# Working data:
________________________________________
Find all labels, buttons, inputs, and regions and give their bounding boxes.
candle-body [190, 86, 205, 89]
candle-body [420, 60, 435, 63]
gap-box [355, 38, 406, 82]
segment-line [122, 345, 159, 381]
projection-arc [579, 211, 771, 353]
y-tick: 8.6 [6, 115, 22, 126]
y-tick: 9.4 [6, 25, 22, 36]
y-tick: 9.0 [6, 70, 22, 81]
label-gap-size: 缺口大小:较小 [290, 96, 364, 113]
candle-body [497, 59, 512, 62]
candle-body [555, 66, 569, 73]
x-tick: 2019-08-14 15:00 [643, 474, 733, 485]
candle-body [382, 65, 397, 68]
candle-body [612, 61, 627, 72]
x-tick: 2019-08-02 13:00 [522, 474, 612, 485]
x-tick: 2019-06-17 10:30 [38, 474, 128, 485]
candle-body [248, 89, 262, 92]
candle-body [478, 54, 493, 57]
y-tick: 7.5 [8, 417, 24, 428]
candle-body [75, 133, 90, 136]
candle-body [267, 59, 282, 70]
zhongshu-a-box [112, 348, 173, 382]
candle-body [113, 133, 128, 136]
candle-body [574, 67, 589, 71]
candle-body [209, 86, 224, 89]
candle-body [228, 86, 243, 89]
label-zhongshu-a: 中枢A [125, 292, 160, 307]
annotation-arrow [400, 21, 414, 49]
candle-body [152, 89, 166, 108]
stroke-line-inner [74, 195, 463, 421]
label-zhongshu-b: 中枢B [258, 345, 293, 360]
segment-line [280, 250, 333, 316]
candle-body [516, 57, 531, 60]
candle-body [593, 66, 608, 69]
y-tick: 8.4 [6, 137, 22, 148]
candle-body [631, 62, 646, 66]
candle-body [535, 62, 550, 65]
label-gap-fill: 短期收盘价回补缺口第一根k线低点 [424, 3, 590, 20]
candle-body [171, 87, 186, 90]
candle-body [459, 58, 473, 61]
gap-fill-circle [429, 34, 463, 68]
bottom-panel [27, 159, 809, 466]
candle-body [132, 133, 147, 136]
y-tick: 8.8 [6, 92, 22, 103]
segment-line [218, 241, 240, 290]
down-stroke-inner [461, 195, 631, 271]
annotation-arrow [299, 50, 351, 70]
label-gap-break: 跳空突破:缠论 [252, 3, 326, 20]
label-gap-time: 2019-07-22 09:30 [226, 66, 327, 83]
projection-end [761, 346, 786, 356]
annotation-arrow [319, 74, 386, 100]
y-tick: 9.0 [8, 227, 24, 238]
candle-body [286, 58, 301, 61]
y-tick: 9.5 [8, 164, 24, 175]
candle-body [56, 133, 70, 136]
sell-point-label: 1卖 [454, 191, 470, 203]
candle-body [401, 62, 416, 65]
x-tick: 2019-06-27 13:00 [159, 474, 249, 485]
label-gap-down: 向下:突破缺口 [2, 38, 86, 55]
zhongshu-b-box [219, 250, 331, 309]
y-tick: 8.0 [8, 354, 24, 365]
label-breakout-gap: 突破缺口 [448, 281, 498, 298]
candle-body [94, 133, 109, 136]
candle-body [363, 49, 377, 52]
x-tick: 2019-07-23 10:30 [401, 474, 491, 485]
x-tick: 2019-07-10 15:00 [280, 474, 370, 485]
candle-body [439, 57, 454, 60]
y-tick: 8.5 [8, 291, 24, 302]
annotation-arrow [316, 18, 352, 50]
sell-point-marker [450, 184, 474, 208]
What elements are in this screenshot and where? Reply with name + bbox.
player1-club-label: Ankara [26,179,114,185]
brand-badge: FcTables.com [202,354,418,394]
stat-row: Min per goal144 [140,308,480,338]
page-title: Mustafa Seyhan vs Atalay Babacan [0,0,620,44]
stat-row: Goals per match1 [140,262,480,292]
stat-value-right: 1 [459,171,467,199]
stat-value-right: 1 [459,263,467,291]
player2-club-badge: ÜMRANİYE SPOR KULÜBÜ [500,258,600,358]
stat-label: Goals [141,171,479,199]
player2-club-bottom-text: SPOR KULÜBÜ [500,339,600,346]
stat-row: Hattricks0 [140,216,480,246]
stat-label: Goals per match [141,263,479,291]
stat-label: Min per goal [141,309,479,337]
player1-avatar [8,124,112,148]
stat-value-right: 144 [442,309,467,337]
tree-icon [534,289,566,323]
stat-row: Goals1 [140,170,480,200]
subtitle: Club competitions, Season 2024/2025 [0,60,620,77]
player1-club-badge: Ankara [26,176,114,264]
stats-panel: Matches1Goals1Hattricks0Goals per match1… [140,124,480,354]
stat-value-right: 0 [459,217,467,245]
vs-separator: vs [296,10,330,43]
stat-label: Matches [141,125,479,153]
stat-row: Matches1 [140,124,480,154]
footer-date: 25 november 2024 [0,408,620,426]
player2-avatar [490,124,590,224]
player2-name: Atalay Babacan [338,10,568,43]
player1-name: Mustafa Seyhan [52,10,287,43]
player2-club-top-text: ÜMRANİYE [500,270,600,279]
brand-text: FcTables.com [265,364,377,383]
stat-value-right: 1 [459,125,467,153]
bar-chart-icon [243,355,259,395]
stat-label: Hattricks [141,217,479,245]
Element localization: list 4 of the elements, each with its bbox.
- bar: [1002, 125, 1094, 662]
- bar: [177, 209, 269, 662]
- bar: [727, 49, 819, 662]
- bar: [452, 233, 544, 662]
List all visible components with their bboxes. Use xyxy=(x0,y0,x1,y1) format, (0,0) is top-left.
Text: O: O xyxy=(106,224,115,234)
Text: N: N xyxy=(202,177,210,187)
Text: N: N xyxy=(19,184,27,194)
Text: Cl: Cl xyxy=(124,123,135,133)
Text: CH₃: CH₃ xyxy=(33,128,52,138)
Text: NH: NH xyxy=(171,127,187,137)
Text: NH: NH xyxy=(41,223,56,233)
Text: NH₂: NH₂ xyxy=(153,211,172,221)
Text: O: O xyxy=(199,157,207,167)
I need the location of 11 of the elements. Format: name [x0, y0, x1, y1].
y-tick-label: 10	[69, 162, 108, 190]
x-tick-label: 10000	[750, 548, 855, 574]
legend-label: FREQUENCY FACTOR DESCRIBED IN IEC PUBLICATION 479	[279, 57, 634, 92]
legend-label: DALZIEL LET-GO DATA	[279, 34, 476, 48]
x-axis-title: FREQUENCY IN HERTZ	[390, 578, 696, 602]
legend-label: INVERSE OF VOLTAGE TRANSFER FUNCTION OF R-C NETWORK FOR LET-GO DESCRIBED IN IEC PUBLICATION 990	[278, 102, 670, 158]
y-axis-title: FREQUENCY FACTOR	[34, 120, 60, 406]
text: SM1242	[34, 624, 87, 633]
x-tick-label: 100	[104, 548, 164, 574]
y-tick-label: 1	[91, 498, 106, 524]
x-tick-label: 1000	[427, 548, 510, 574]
________________________________________
# Job:
Starting at the beginning of the records and ending with the line that contains "label-gap-break: 跳空突破:缠论 [252, 3, 326, 20]", reproduce those lines with "candle-body" swapped for "candle-bar" throughout and everything else unchanged.

# Reply:
Find all labels, buttons, inputs, and regions and give their bounding boxes.
candle-bar [190, 86, 205, 89]
candle-bar [420, 60, 435, 63]
gap-box [355, 38, 406, 82]
segment-line [122, 345, 159, 381]
projection-arc [579, 211, 771, 353]
y-tick: 8.6 [6, 115, 22, 126]
y-tick: 9.4 [6, 25, 22, 36]
y-tick: 9.0 [6, 70, 22, 81]
label-gap-size: 缺口大小:较小 [290, 96, 364, 113]
candle-bar [497, 59, 512, 62]
candle-bar [555, 66, 569, 73]
x-tick: 2019-08-14 15:00 [643, 474, 733, 485]
candle-bar [382, 65, 397, 68]
candle-bar [612, 61, 627, 72]
x-tick: 2019-08-02 13:00 [522, 474, 612, 485]
x-tick: 2019-06-17 10:30 [38, 474, 128, 485]
candle-bar [248, 89, 262, 92]
candle-bar [478, 54, 493, 57]
y-tick: 7.5 [8, 417, 24, 428]
candle-bar [75, 133, 90, 136]
candle-bar [267, 59, 282, 70]
zhongshu-a-box [112, 348, 173, 382]
candle-bar [113, 133, 128, 136]
candle-bar [574, 67, 589, 71]
candle-bar [209, 86, 224, 89]
candle-bar [228, 86, 243, 89]
label-zhongshu-a: 中枢A [125, 292, 160, 307]
annotation-arrow [400, 21, 414, 49]
candle-bar [152, 89, 166, 108]
stroke-line-inner [74, 195, 463, 421]
label-zhongshu-b: 中枢B [258, 345, 293, 360]
segment-line [280, 250, 333, 316]
candle-bar [516, 57, 531, 60]
candle-bar [593, 66, 608, 69]
y-tick: 8.4 [6, 137, 22, 148]
candle-bar [631, 62, 646, 66]
candle-bar [535, 62, 550, 65]
label-gap-fill: 短期收盘价回补缺口第一根k线低点 [424, 3, 590, 20]
candle-bar [171, 87, 186, 90]
candle-bar [459, 58, 473, 61]
gap-fill-circle [429, 34, 463, 68]
bottom-panel [27, 159, 809, 466]
candle-bar [132, 133, 147, 136]
y-tick: 8.8 [6, 92, 22, 103]
segment-line [218, 241, 240, 290]
down-stroke-inner [461, 195, 631, 271]
annotation-arrow [299, 50, 351, 70]
label-gap-break: 跳空突破:缠论 [252, 3, 326, 20]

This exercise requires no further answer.